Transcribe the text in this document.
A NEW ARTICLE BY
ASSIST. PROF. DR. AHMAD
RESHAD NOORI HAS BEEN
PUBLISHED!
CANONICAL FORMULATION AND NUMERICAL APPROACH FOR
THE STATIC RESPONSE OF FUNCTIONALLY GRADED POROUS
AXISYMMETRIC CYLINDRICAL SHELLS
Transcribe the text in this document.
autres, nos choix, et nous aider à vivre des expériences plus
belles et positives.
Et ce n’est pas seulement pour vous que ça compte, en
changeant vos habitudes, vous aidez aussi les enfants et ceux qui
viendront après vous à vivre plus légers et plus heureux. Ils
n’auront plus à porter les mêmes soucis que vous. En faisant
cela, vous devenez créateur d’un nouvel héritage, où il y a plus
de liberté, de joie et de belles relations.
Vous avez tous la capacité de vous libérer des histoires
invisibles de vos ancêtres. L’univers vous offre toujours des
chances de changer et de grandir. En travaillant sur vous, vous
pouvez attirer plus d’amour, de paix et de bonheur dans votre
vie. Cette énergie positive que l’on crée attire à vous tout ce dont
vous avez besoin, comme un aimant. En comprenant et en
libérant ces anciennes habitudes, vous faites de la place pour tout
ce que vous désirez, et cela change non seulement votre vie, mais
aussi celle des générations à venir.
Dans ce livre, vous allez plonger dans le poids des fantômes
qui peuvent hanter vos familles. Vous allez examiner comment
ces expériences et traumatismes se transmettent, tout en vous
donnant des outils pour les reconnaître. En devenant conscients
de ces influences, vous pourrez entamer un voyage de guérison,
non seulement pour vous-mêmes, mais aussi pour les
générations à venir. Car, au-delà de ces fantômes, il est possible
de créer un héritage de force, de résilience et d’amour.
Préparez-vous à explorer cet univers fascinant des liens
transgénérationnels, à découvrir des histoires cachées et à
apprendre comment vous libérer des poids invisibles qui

● THE TASK:
Type out the whole listing above again, exactly as it stands.

● SOLUTION:
Transcribe the text in this document.
A NEW ARTICLE BY
ASSIST. PROF. DR. AHMAD
RESHAD NOORI HAS BEEN
PUBLISHED!
CANONICAL FORMULATION AND NUMERICAL APPROACH FOR
THE STATIC RESPONSE OF FUNCTIONALLY GRADED POROUS
AXISYMMETRIC CYLINDRICAL SHELLS
Transcribe the text in this document.
autres, nos choix, et nous aider à vivre des expériences plus
belles et positives.
Et ce n’est pas seulement pour vous que ça compte, en
changeant vos habitudes, vous aidez aussi les enfants et ceux qui
viendront après vous à vivre plus légers et plus heureux. Ils
n’auront plus à porter les mêmes soucis que vous. En faisant
cela, vous devenez créateur d’un nouvel héritage, où il y a plus
de liberté, de joie et de belles relations.
Vous avez tous la capacité de vous libérer des histoires
invisibles de vos ancêtres. L’univers vous offre toujours des
chances de changer et de grandir. En travaillant sur vous, vous
pouvez attirer plus d’amour, de paix et de bonheur dans votre
vie. Cette énergie positive que l’on crée attire à vous tout ce dont
vous avez besoin, comme un aimant. En comprenant et en
libérant ces anciennes habitudes, vous faites de la place pour tout
ce que vous désirez, et cela change non seulement votre vie, mais
aussi celle des générations à venir.
Dans ce livre, vous allez plonger dans le poids des fantômes
qui peuvent hanter vos familles. Vous allez examiner comment
ces expériences et traumatismes se transmettent, tout en vous
donnant des outils pour les reconnaître. En devenant conscients
de ces influences, vous pourrez entamer un voyage de guérison,
non seulement pour vous-mêmes, mais aussi pour les
générations à venir. Car, au-delà de ces fantômes, il est possible
de créer un héritage de force, de résilience et d’amour.
Préparez-vous à explorer cet univers fascinant des liens
transgénérationnels, à découvrir des histoires cachées et à
apprendre comment vous libérer des poids invisibles qui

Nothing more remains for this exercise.